→ Alıştırma: Aşağıdaki öğelerde geçen her "eye-icon" ifadesini "visibility-icon" ile değiştirip satırları başka hiçbir şeye dokunmadan yeniden yazar mısın?

→ Verilen Öğeler:
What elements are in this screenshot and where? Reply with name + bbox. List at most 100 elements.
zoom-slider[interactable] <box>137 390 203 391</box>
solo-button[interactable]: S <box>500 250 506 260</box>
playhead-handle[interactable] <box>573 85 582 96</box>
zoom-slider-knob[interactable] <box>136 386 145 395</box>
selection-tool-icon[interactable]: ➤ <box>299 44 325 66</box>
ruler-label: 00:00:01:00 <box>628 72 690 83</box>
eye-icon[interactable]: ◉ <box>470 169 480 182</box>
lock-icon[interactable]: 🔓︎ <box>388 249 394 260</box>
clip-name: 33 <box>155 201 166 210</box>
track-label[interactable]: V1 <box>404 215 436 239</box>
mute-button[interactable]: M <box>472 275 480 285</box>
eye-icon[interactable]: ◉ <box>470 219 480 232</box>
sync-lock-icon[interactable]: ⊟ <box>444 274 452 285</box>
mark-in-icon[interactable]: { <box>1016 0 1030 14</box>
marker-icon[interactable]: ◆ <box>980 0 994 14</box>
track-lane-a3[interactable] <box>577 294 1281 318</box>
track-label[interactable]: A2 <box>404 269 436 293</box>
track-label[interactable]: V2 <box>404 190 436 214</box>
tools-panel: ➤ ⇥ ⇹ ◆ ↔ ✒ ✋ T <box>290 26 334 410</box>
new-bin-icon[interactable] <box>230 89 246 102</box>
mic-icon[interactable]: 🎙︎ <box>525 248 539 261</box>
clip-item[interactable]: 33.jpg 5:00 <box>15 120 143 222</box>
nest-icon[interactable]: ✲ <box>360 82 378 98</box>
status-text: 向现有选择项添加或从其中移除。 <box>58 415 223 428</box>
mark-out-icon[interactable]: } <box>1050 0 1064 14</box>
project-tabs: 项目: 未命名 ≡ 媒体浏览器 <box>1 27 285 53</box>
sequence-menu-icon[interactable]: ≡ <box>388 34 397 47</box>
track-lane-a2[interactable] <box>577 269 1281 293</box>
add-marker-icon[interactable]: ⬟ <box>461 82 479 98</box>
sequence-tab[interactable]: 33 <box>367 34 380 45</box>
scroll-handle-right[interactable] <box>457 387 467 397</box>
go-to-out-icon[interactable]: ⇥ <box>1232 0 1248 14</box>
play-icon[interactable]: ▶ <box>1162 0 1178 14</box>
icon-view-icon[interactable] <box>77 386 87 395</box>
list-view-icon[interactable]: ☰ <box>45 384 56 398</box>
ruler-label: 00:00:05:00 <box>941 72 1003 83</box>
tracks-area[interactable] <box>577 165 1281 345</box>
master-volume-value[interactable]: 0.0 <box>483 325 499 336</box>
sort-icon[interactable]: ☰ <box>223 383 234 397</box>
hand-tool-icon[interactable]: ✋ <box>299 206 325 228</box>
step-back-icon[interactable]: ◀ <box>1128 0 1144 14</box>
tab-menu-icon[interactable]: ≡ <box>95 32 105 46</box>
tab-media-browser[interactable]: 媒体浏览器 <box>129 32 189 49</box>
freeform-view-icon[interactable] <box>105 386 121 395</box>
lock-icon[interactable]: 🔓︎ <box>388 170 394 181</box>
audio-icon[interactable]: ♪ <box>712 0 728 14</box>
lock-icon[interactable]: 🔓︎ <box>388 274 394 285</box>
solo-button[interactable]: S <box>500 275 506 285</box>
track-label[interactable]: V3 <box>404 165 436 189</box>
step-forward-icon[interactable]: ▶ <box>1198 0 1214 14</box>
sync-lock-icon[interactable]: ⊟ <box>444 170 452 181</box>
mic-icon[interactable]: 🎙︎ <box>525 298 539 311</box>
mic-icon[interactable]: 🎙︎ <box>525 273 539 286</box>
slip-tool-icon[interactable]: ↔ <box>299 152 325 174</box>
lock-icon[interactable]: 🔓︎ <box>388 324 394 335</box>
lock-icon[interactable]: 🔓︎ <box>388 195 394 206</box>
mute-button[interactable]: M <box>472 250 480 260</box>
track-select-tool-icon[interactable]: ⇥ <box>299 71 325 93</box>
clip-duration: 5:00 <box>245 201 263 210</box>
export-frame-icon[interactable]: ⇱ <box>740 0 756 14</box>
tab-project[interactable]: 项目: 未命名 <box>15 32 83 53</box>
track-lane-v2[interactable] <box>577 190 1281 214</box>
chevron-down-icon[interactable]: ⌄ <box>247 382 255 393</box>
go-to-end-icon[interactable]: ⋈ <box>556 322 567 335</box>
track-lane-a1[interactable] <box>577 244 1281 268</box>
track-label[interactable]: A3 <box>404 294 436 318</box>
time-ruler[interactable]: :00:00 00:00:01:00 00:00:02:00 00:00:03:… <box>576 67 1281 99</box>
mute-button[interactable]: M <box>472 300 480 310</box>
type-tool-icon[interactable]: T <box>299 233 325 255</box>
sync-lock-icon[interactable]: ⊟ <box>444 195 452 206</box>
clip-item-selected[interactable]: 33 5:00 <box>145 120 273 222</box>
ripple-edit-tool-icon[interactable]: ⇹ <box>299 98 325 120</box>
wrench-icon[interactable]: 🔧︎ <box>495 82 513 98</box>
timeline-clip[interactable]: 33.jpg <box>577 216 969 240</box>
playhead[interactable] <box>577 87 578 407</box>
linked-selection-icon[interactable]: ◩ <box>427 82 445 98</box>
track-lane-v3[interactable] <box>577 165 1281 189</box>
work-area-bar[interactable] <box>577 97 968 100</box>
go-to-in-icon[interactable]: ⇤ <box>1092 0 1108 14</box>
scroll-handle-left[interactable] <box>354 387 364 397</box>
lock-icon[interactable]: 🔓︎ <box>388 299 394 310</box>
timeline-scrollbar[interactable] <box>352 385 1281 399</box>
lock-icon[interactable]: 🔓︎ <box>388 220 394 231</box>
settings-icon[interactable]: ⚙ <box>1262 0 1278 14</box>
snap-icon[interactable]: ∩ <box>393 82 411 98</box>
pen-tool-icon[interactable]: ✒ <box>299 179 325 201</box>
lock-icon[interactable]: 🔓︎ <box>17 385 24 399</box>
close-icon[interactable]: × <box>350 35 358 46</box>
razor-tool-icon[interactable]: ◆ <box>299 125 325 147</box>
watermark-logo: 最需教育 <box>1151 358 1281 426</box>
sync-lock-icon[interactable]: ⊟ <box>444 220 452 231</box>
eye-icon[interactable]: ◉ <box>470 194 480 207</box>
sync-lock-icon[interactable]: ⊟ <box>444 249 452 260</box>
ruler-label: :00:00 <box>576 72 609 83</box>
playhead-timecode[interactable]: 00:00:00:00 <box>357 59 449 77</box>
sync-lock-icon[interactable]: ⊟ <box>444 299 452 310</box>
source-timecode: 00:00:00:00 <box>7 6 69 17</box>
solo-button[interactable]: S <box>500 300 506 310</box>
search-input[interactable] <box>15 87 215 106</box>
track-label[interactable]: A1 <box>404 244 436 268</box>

→ Görevin Yanıtı:
What elements are in this screenshot and where? Reply with name + bbox. List at most 100 elements.
zoom-slider[interactable] <box>137 390 203 391</box>
solo-button[interactable]: S <box>500 250 506 260</box>
playhead-handle[interactable] <box>573 85 582 96</box>
zoom-slider-knob[interactable] <box>136 386 145 395</box>
selection-tool-icon[interactable]: ➤ <box>299 44 325 66</box>
ruler-label: 00:00:01:00 <box>628 72 690 83</box>
visibility-icon[interactable]: ◉ <box>470 169 480 182</box>
lock-icon[interactable]: 🔓︎ <box>388 249 394 260</box>
clip-name: 33 <box>155 201 166 210</box>
track-label[interactable]: V1 <box>404 215 436 239</box>
mute-button[interactable]: M <box>472 275 480 285</box>
visibility-icon[interactable]: ◉ <box>470 219 480 232</box>
sync-lock-icon[interactable]: ⊟ <box>444 274 452 285</box>
mark-in-icon[interactable]: { <box>1016 0 1030 14</box>
marker-icon[interactable]: ◆ <box>980 0 994 14</box>
track-lane-a3[interactable] <box>577 294 1281 318</box>
track-label[interactable]: A2 <box>404 269 436 293</box>
track-label[interactable]: V2 <box>404 190 436 214</box>
tools-panel: ➤ ⇥ ⇹ ◆ ↔ ✒ ✋ T <box>290 26 334 410</box>
new-bin-icon[interactable] <box>230 89 246 102</box>
mic-icon[interactable]: 🎙︎ <box>525 248 539 261</box>
clip-item[interactable]: 33.jpg 5:00 <box>15 120 143 222</box>
nest-icon[interactable]: ✲ <box>360 82 378 98</box>
status-text: 向现有选择项添加或从其中移除。 <box>58 415 223 428</box>
mark-out-icon[interactable]: } <box>1050 0 1064 14</box>
project-tabs: 项目: 未命名 ≡ 媒体浏览器 <box>1 27 285 53</box>
sequence-menu-icon[interactable]: ≡ <box>388 34 397 47</box>
track-lane-a2[interactable] <box>577 269 1281 293</box>
add-marker-icon[interactable]: ⬟ <box>461 82 479 98</box>
sequence-tab[interactable]: 33 <box>367 34 380 45</box>
scroll-handle-right[interactable] <box>457 387 467 397</box>
go-to-out-icon[interactable]: ⇥ <box>1232 0 1248 14</box>
play-icon[interactable]: ▶ <box>1162 0 1178 14</box>
icon-view-icon[interactable] <box>77 386 87 395</box>
list-view-icon[interactable]: ☰ <box>45 384 56 398</box>
ruler-label: 00:00:05:00 <box>941 72 1003 83</box>
tracks-area[interactable] <box>577 165 1281 345</box>
master-volume-value[interactable]: 0.0 <box>483 325 499 336</box>
sort-icon[interactable]: ☰ <box>223 383 234 397</box>
hand-tool-icon[interactable]: ✋ <box>299 206 325 228</box>
step-back-icon[interactable]: ◀ <box>1128 0 1144 14</box>
tab-menu-icon[interactable]: ≡ <box>95 32 105 46</box>
tab-media-browser[interactable]: 媒体浏览器 <box>129 32 189 49</box>
freeform-view-icon[interactable] <box>105 386 121 395</box>
lock-icon[interactable]: 🔓︎ <box>388 170 394 181</box>
audio-icon[interactable]: ♪ <box>712 0 728 14</box>
lock-icon[interactable]: 🔓︎ <box>388 274 394 285</box>
solo-button[interactable]: S <box>500 275 506 285</box>
track-label[interactable]: V3 <box>404 165 436 189</box>
step-forward-icon[interactable]: ▶ <box>1198 0 1214 14</box>
sync-lock-icon[interactable]: ⊟ <box>444 170 452 181</box>
mic-icon[interactable]: 🎙︎ <box>525 298 539 311</box>
mic-icon[interactable]: 🎙︎ <box>525 273 539 286</box>
slip-tool-icon[interactable]: ↔ <box>299 152 325 174</box>
lock-icon[interactable]: 🔓︎ <box>388 324 394 335</box>
lock-icon[interactable]: 🔓︎ <box>388 195 394 206</box>
mute-button[interactable]: M <box>472 250 480 260</box>
track-select-tool-icon[interactable]: ⇥ <box>299 71 325 93</box>
clip-duration: 5:00 <box>245 201 263 210</box>
export-frame-icon[interactable]: ⇱ <box>740 0 756 14</box>
tab-project[interactable]: 项目: 未命名 <box>15 32 83 53</box>
track-lane-v2[interactable] <box>577 190 1281 214</box>
chevron-down-icon[interactable]: ⌄ <box>247 382 255 393</box>
go-to-end-icon[interactable]: ⋈ <box>556 322 567 335</box>
track-lane-a1[interactable] <box>577 244 1281 268</box>
track-label[interactable]: A3 <box>404 294 436 318</box>
time-ruler[interactable]: :00:00 00:00:01:00 00:00:02:00 00:00:03:… <box>576 67 1281 99</box>
mute-button[interactable]: M <box>472 300 480 310</box>
type-tool-icon[interactable]: T <box>299 233 325 255</box>
sync-lock-icon[interactable]: ⊟ <box>444 195 452 206</box>
clip-item-selected[interactable]: 33 5:00 <box>145 120 273 222</box>
ripple-edit-tool-icon[interactable]: ⇹ <box>299 98 325 120</box>
wrench-icon[interactable]: 🔧︎ <box>495 82 513 98</box>
timeline-clip[interactable]: 33.jpg <box>577 216 969 240</box>
playhead[interactable] <box>577 87 578 407</box>
linked-selection-icon[interactable]: ◩ <box>427 82 445 98</box>
track-lane-v3[interactable] <box>577 165 1281 189</box>
work-area-bar[interactable] <box>577 97 968 100</box>
go-to-in-icon[interactable]: ⇤ <box>1092 0 1108 14</box>
scroll-handle-left[interactable] <box>354 387 364 397</box>
lock-icon[interactable]: 🔓︎ <box>388 299 394 310</box>
timeline-scrollbar[interactable] <box>352 385 1281 399</box>
lock-icon[interactable]: 🔓︎ <box>388 220 394 231</box>
settings-icon[interactable]: ⚙ <box>1262 0 1278 14</box>
snap-icon[interactable]: ∩ <box>393 82 411 98</box>
pen-tool-icon[interactable]: ✒ <box>299 179 325 201</box>
lock-icon[interactable]: 🔓︎ <box>17 385 24 399</box>
close-icon[interactable]: × <box>350 35 358 46</box>
razor-tool-icon[interactable]: ◆ <box>299 125 325 147</box>
watermark-logo: 最需教育 <box>1151 358 1281 426</box>
sync-lock-icon[interactable]: ⊟ <box>444 220 452 231</box>
visibility-icon[interactable]: ◉ <box>470 194 480 207</box>
sync-lock-icon[interactable]: ⊟ <box>444 249 452 260</box>
ruler-label: :00:00 <box>576 72 609 83</box>
playhead-timecode[interactable]: 00:00:00:00 <box>357 59 449 77</box>
sync-lock-icon[interactable]: ⊟ <box>444 299 452 310</box>
source-timecode: 00:00:00:00 <box>7 6 69 17</box>
solo-button[interactable]: S <box>500 300 506 310</box>
search-input[interactable] <box>15 87 215 106</box>
track-label[interactable]: A1 <box>404 244 436 268</box>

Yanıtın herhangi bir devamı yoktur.